- Stated goal -
Reproduce the records below verbatim, from their first line through the line that contains "x-tick-label: 11:00 (567, 605, 596, 616)", including both of those lines and nothing after.

***** Entries supplied *****

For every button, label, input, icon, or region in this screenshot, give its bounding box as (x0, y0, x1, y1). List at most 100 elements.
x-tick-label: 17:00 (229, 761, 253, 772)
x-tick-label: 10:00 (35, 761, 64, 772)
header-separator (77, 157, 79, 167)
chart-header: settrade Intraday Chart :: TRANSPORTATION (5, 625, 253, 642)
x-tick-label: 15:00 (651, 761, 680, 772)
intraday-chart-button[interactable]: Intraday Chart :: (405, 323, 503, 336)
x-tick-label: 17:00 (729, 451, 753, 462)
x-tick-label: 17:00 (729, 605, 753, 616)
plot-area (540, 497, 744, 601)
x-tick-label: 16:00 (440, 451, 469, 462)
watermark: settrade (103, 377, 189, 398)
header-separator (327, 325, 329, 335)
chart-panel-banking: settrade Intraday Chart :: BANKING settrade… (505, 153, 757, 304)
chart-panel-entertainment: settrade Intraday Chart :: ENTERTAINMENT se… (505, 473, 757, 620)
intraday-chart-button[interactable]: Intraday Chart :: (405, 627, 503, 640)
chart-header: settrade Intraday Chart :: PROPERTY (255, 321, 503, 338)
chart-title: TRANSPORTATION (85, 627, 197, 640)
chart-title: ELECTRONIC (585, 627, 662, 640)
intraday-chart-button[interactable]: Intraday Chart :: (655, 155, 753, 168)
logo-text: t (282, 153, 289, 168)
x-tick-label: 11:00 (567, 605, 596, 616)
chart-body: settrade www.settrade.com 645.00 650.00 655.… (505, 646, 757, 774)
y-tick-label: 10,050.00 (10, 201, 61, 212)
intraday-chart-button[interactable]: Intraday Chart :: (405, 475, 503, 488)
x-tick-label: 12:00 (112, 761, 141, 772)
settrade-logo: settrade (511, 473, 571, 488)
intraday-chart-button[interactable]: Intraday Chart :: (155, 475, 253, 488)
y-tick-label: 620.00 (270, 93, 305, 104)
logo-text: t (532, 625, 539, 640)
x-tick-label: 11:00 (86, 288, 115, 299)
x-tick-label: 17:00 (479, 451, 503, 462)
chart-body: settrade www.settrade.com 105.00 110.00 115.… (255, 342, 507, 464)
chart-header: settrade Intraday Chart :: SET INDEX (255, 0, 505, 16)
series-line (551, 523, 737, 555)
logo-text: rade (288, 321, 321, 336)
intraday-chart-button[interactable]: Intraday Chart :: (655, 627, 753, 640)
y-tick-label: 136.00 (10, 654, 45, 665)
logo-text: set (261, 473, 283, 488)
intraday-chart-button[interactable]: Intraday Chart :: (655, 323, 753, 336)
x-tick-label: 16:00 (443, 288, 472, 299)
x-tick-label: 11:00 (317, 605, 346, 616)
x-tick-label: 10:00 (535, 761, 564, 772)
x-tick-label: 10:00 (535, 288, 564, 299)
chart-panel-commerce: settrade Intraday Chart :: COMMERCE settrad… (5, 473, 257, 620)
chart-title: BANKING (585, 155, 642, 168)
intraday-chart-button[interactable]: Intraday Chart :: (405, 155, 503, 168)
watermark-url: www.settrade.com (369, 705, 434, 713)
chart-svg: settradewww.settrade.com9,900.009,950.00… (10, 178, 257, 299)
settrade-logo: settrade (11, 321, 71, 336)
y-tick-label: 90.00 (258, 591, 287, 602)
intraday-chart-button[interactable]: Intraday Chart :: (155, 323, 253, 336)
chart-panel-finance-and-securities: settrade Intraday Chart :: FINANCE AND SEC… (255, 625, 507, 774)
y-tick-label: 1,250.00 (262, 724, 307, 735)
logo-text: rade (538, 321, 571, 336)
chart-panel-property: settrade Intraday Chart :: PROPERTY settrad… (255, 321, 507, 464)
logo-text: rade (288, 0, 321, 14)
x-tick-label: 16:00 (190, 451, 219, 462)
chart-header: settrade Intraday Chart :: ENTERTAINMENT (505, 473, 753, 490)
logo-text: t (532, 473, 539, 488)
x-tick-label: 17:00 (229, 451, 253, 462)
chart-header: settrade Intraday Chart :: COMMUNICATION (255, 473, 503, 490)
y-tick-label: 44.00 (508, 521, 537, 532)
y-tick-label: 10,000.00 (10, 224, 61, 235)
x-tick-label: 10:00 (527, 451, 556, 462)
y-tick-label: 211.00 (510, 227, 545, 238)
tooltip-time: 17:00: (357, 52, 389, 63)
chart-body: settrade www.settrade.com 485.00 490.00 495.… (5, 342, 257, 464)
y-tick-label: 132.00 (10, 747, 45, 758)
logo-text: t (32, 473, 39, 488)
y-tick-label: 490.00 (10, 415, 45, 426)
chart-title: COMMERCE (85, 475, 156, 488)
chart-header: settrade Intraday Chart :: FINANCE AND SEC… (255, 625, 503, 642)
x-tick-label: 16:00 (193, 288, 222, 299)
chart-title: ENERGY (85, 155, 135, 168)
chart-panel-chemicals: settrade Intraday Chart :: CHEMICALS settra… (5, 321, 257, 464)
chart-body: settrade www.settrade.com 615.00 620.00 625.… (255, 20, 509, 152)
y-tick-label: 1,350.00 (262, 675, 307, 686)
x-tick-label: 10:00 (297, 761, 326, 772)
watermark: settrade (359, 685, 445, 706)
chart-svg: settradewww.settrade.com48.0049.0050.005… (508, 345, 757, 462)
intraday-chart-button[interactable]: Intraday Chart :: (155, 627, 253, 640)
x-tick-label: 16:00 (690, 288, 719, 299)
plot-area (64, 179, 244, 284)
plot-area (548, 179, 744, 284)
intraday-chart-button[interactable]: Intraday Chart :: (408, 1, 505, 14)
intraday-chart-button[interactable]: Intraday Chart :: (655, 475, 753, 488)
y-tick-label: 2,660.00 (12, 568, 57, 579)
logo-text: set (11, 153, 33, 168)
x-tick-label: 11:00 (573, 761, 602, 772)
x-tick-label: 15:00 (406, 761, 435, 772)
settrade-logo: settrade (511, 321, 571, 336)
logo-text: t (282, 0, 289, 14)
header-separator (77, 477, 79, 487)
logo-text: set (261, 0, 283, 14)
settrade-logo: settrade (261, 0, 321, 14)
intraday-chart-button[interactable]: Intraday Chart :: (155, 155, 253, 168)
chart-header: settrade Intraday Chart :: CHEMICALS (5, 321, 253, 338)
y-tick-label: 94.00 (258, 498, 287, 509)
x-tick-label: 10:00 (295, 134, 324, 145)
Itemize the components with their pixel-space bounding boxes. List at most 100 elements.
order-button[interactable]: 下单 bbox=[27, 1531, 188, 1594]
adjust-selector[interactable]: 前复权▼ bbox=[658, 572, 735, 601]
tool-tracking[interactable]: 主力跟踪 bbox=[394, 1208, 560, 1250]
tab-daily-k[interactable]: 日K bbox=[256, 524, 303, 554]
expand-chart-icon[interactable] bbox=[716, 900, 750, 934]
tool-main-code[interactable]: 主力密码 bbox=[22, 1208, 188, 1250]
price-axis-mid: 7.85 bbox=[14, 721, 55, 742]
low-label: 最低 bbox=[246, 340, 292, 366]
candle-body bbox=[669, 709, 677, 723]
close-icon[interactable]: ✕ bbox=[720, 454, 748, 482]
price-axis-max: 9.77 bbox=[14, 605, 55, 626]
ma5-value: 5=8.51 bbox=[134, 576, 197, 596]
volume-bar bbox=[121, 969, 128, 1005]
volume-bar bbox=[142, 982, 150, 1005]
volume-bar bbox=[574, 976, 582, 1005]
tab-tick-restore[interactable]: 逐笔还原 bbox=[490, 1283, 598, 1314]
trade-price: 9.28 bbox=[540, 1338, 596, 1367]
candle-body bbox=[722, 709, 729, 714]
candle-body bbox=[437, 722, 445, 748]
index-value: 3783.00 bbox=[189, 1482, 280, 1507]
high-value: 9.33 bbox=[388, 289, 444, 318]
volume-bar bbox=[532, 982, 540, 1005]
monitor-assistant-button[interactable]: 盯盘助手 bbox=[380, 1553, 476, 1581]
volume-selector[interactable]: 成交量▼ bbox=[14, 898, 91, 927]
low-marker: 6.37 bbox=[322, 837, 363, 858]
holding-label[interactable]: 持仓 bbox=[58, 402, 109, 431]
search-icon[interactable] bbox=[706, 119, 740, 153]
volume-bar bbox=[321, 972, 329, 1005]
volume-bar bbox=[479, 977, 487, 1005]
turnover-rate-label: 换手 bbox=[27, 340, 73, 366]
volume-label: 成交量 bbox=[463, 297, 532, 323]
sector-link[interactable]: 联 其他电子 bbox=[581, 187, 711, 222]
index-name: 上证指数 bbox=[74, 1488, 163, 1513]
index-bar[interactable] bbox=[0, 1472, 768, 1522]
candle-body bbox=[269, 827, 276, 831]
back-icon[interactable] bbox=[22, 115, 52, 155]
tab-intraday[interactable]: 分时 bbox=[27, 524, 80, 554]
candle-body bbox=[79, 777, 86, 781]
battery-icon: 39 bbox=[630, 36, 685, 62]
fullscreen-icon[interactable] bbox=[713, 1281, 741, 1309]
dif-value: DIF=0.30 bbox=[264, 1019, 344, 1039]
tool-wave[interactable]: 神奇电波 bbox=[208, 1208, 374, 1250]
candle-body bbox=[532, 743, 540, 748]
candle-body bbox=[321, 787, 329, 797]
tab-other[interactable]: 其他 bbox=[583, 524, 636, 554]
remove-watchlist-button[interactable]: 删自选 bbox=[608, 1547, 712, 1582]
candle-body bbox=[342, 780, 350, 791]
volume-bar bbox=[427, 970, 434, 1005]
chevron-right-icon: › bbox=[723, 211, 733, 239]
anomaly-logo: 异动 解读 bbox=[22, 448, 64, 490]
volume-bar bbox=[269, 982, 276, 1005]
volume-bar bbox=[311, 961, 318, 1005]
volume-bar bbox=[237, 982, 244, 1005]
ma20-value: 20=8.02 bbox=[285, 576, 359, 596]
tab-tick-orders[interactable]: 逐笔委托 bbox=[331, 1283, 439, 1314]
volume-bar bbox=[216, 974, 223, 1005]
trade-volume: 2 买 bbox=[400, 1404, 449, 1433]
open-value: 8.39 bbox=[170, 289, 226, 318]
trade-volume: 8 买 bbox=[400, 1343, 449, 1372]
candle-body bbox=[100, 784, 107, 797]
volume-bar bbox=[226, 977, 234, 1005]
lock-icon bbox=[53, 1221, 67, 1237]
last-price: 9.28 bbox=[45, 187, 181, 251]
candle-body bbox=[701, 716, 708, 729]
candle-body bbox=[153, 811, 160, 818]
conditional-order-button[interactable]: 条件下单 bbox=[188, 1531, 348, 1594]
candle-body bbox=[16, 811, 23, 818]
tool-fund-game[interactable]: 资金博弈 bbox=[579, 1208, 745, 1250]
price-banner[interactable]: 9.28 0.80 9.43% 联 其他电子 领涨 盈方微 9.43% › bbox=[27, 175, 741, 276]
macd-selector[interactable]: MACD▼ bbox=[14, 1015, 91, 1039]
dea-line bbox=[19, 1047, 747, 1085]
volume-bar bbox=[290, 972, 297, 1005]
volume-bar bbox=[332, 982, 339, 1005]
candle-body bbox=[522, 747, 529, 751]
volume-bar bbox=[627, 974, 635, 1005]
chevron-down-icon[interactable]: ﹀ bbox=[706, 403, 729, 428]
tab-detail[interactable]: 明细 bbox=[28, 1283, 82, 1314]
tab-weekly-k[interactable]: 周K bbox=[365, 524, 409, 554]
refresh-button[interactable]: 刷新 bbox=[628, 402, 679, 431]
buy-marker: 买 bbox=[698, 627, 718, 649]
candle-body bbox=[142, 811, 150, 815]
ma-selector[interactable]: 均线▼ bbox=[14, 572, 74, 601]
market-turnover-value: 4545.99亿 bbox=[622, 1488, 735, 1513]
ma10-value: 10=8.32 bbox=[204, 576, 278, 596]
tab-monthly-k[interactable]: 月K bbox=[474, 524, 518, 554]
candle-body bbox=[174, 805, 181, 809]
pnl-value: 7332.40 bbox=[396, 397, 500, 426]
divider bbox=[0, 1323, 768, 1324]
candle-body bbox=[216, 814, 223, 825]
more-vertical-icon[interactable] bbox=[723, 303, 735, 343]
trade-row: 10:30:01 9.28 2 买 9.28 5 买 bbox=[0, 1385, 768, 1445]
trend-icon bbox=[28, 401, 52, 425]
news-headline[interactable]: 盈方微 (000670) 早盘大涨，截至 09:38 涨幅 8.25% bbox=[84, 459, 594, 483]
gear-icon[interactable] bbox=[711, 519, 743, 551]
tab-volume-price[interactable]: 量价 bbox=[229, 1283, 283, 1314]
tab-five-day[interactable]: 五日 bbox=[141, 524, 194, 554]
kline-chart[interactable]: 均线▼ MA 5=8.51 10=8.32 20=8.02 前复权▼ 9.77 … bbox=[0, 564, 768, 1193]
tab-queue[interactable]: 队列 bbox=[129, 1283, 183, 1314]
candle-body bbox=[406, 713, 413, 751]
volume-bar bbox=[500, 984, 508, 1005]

*****

- Expected answer -
For every button, label, input, icon, or region in this screenshot, give its bounding box as (x0, y0, x1, y1). List at most 100 elements.
x-tick-label: 17:00 (229, 761, 253, 772)
x-tick-label: 10:00 (35, 761, 64, 772)
header-separator (77, 157, 79, 167)
chart-header: settrade Intraday Chart :: TRANSPORTATION (5, 625, 253, 642)
x-tick-label: 15:00 (651, 761, 680, 772)
intraday-chart-button[interactable]: Intraday Chart :: (405, 323, 503, 336)
x-tick-label: 17:00 (729, 451, 753, 462)
x-tick-label: 17:00 (729, 605, 753, 616)
plot-area (540, 497, 744, 601)
x-tick-label: 16:00 (440, 451, 469, 462)
watermark: settrade (103, 377, 189, 398)
header-separator (327, 325, 329, 335)
chart-panel-banking: settrade Intraday Chart :: BANKING settrade… (505, 153, 757, 304)
chart-panel-entertainment: settrade Intraday Chart :: ENTERTAINMENT se… (505, 473, 757, 620)
intraday-chart-button[interactable]: Intraday Chart :: (405, 627, 503, 640)
chart-header: settrade Intraday Chart :: PROPERTY (255, 321, 503, 338)
chart-title: TRANSPORTATION (85, 627, 197, 640)
chart-title: ELECTRONIC (585, 627, 662, 640)
intraday-chart-button[interactable]: Intraday Chart :: (655, 155, 753, 168)
logo-text: t (282, 153, 289, 168)
x-tick-label: 11:00 (567, 605, 596, 616)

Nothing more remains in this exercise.